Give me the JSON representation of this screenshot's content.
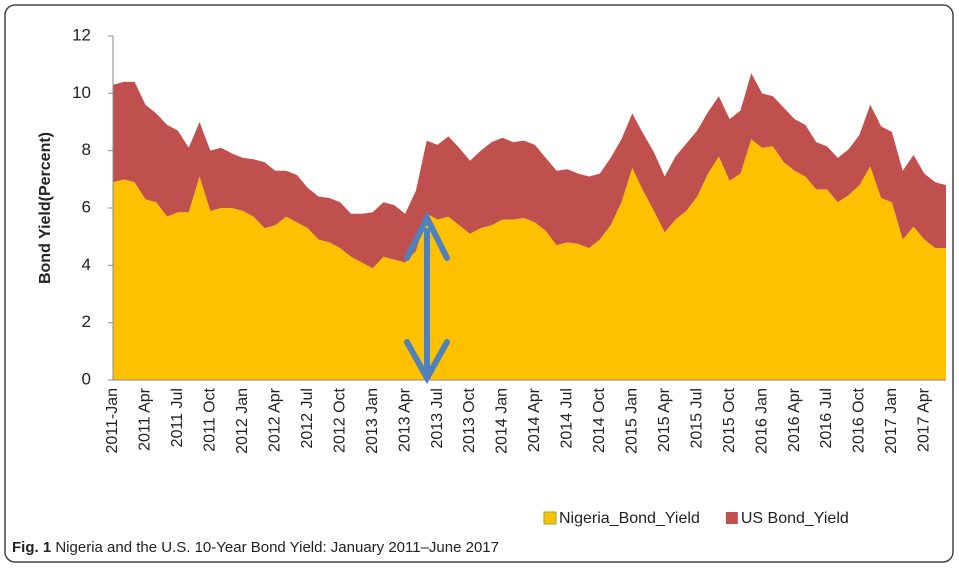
{
  "chart_data": {
    "type": "stacked_area",
    "y_label": "Bond Yield(Percent)",
    "caption_label": "Fig. 1",
    "caption": "Nigeria and the U.S. 10-Year Bond Yield: January 2011–June 2017",
    "categories": [
      "2011-Jan",
      null,
      null,
      "2011 Apr",
      null,
      null,
      "2011 Jul",
      null,
      null,
      "2011 Oct",
      null,
      null,
      "2012 Jan",
      null,
      null,
      "2012 Apr",
      null,
      null,
      "2012 Jul",
      null,
      null,
      "2012 Oct",
      null,
      null,
      "2013 Jan",
      null,
      null,
      "2013 Apr",
      null,
      null,
      "2013 Jul",
      null,
      null,
      "2013 Oct",
      null,
      null,
      "2014 Jan",
      null,
      null,
      "2014 Apr",
      null,
      null,
      "2014 Jul",
      null,
      null,
      "2014 Oct",
      null,
      null,
      "2015 Jan",
      null,
      null,
      "2015 Apr",
      null,
      null,
      "2015 Jul",
      null,
      null,
      "2015 Oct",
      null,
      null,
      "2016 Jan",
      null,
      null,
      "2016 Apr",
      null,
      null,
      "2016 Jul",
      null,
      null,
      "2016 Oct",
      null,
      null,
      "2017 Jan",
      null,
      null,
      "2017 Apr",
      null,
      null
    ],
    "series": [
      {
        "name": "Nigeria_Bond_Yield",
        "color": "#ffc000",
        "values": [
          6.9,
          7.0,
          6.9,
          6.3,
          6.2,
          5.7,
          5.85,
          5.85,
          7.1,
          5.9,
          6.0,
          6.0,
          5.9,
          5.7,
          5.3,
          5.4,
          5.7,
          5.5,
          5.3,
          4.9,
          4.8,
          4.6,
          4.3,
          4.1,
          3.9,
          4.3,
          4.2,
          4.1,
          4.5,
          5.8,
          5.6,
          5.7,
          5.4,
          5.1,
          5.3,
          5.4,
          5.6,
          5.6,
          5.65,
          5.5,
          5.2,
          4.7,
          4.8,
          4.75,
          4.6,
          4.9,
          5.4,
          6.2,
          7.4,
          6.6,
          5.9,
          5.15,
          5.6,
          5.9,
          6.4,
          7.2,
          7.8,
          6.95,
          7.2,
          8.4,
          8.1,
          8.15,
          7.6,
          7.3,
          7.1,
          6.65,
          6.65,
          6.2,
          6.45,
          6.8,
          7.45,
          6.35,
          6.2,
          4.9,
          5.35,
          4.9,
          4.6,
          4.6
        ]
      },
      {
        "name": "US Bond_Yield",
        "color": "#c0504d",
        "values": [
          3.4,
          3.4,
          3.5,
          3.3,
          3.1,
          3.2,
          2.85,
          2.25,
          1.9,
          2.1,
          2.1,
          1.9,
          1.85,
          2.0,
          2.3,
          1.9,
          1.6,
          1.65,
          1.4,
          1.5,
          1.55,
          1.6,
          1.5,
          1.7,
          1.95,
          1.9,
          1.9,
          1.7,
          2.1,
          2.55,
          2.6,
          2.8,
          2.7,
          2.55,
          2.7,
          2.9,
          2.85,
          2.7,
          2.7,
          2.7,
          2.55,
          2.6,
          2.55,
          2.45,
          2.5,
          2.3,
          2.35,
          2.2,
          1.9,
          2.0,
          2.05,
          1.95,
          2.2,
          2.35,
          2.3,
          2.15,
          2.1,
          2.15,
          2.2,
          2.3,
          1.9,
          1.75,
          1.9,
          1.8,
          1.8,
          1.65,
          1.5,
          1.55,
          1.6,
          1.75,
          2.15,
          2.5,
          2.45,
          2.4,
          2.5,
          2.3,
          2.3,
          2.2
        ]
      }
    ],
    "ylim": [
      0,
      12
    ],
    "yticks": [
      0,
      2,
      4,
      6,
      8,
      10,
      12
    ],
    "grid": false
  }
}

══════

REQUIREMENTS: For each line of the listing that holds the word "name", show that line.

RESPONSE TO THE EXERCISE:
        "name": "Nigeria_Bond_Yield",
        "name": "US Bond_Yield",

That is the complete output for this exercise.